((
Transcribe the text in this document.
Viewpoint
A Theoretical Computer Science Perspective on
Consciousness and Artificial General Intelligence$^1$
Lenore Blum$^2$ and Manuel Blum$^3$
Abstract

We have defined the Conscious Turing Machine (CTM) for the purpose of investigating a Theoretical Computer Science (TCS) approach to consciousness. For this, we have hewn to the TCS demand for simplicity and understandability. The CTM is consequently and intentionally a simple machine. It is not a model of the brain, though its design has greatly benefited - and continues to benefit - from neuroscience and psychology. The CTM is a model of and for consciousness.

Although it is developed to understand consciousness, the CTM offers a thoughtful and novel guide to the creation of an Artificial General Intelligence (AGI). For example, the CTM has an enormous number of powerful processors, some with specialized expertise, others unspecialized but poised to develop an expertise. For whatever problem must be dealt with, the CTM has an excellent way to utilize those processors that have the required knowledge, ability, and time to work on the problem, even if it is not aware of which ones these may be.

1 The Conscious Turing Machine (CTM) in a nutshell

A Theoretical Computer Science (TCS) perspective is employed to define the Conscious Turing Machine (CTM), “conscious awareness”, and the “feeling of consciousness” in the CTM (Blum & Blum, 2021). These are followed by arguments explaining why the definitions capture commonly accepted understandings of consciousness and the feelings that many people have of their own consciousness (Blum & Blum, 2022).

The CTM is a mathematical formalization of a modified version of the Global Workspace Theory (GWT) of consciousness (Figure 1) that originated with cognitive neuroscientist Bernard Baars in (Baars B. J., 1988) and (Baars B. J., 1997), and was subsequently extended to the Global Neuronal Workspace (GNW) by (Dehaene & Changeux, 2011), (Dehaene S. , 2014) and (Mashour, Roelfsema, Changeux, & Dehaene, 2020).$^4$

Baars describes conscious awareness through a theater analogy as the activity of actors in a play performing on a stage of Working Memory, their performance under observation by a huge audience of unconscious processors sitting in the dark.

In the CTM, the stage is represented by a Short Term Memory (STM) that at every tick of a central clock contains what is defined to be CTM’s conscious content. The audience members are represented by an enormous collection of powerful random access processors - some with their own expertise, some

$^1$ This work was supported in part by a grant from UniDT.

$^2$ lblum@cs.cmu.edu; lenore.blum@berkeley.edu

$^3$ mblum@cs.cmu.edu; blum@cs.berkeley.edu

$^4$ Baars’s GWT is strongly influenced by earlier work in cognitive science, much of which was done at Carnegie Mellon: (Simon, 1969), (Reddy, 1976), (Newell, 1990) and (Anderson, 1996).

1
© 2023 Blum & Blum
))
◆ Exercise task ◆
Using the listing above, gather each line that holds the string "berkeley" and copy it.

◆ Response below ◆
$^2$ lblum@cs.cmu.edu; lenore.blum@berkeley.edu
$^3$ mblum@cs.cmu.edu; blum@cs.berkeley.edu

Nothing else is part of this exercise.